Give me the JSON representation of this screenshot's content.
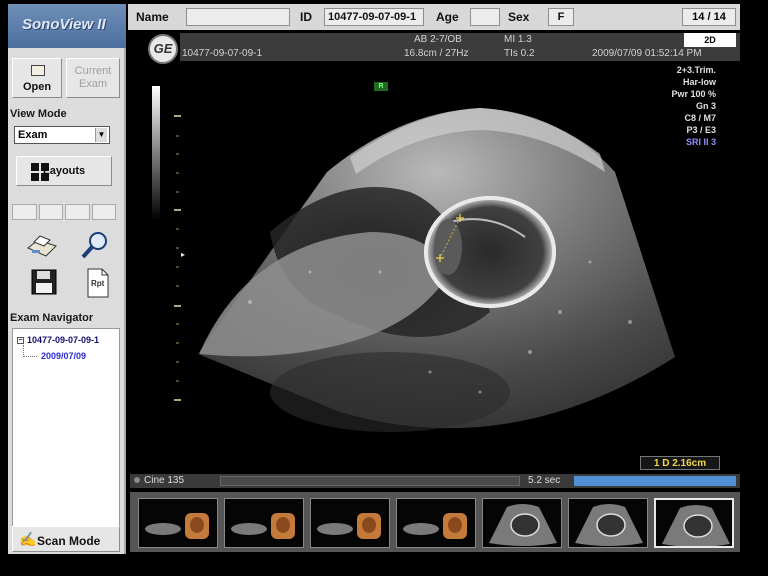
{
  "app": {
    "title": "SonoView II"
  },
  "toolbar": {
    "open_label": "Open",
    "current_exam_label_1": "Current",
    "current_exam_label_2": "Exam",
    "view_mode_label": "View Mode",
    "view_mode_value": "Exam",
    "layouts_label": "Layouts",
    "exam_navigator_label": "Exam Navigator",
    "scan_mode_label": "Scan Mode"
  },
  "icons": [
    "folder-icon",
    "print-icon",
    "zoom-icon",
    "save-icon",
    "report-icon",
    "layouts-icon",
    "scan-mode-icon"
  ],
  "report_icon_text": "Rpt",
  "exam_navigator": {
    "root": "10477-09-07-09-1",
    "child": "2009/07/09"
  },
  "patient": {
    "name_label": "Name",
    "name_value": "",
    "id_label": "ID",
    "id_value": "10477-09-07-09-1",
    "age_label": "Age",
    "age_value": "",
    "sex_label": "Sex",
    "sex_value": "F",
    "page_counter": "14 / 14"
  },
  "image_header": {
    "logo": "GE",
    "probe": "AB 2-7/OB",
    "depth_freq": "16.8cm / 27Hz",
    "mi": "MI  1.3",
    "tis": "TIs  0.2",
    "image_id": "10477-09-07-09-1",
    "datetime": "2009/07/09  01:52:14 PM",
    "mode_badge": "2D"
  },
  "params": [
    "2+3.Trim.",
    "Har-low",
    "Pwr 100 %",
    "Gn  3",
    "C8 / M7",
    "P3 / E3",
    "SRI II 3"
  ],
  "measurement": {
    "readout": "1  D 2.16cm"
  },
  "orientation_marker": "R",
  "cine": {
    "label": "Cine 135",
    "time": "5.2 sec",
    "progress": 1.0
  },
  "thumbnails": {
    "count": 7,
    "selected_index": 6
  },
  "colors": {
    "panel_bg": "#dcdcdc",
    "accent_blue": "#4f8fd6",
    "measure_yellow": "#f2d74a"
  }
}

****************

Reproduce all of the data exactly, omitting each picture it holds.

Give me the JSON representation of this screenshot's content.
{
  "app": {
    "title": "SonoView II"
  },
  "toolbar": {
    "open_label": "Open",
    "current_exam_label_1": "Current",
    "current_exam_label_2": "Exam",
    "view_mode_label": "View Mode",
    "view_mode_value": "Exam",
    "layouts_label": "Layouts",
    "exam_navigator_label": "Exam Navigator",
    "scan_mode_label": "Scan Mode"
  },
  "icons": [
    "folder-icon",
    "print-icon",
    "zoom-icon",
    "save-icon",
    "report-icon",
    "layouts-icon",
    "scan-mode-icon"
  ],
  "report_icon_text": "Rpt",
  "exam_navigator": {
    "root": "10477-09-07-09-1",
    "child": "2009/07/09"
  },
  "patient": {
    "name_label": "Name",
    "name_value": "",
    "id_label": "ID",
    "id_value": "10477-09-07-09-1",
    "age_label": "Age",
    "age_value": "",
    "sex_label": "Sex",
    "sex_value": "F",
    "page_counter": "14 / 14"
  },
  "image_header": {
    "logo": "GE",
    "probe": "AB 2-7/OB",
    "depth_freq": "16.8cm / 27Hz",
    "mi": "MI  1.3",
    "tis": "TIs  0.2",
    "image_id": "10477-09-07-09-1",
    "datetime": "2009/07/09  01:52:14 PM",
    "mode_badge": "2D"
  },
  "params": [
    "2+3.Trim.",
    "Har-low",
    "Pwr 100 %",
    "Gn  3",
    "C8 / M7",
    "P3 / E3",
    "SRI II 3"
  ],
  "measurement": {
    "readout": "1  D 2.16cm"
  },
  "orientation_marker": "R",
  "cine": {
    "label": "Cine 135",
    "time": "5.2 sec",
    "progress": 1.0
  },
  "thumbnails": {
    "count": 7,
    "selected_index": 6
  },
  "colors": {
    "panel_bg": "#dcdcdc",
    "accent_blue": "#4f8fd6",
    "measure_yellow": "#f2d74a"
  }
}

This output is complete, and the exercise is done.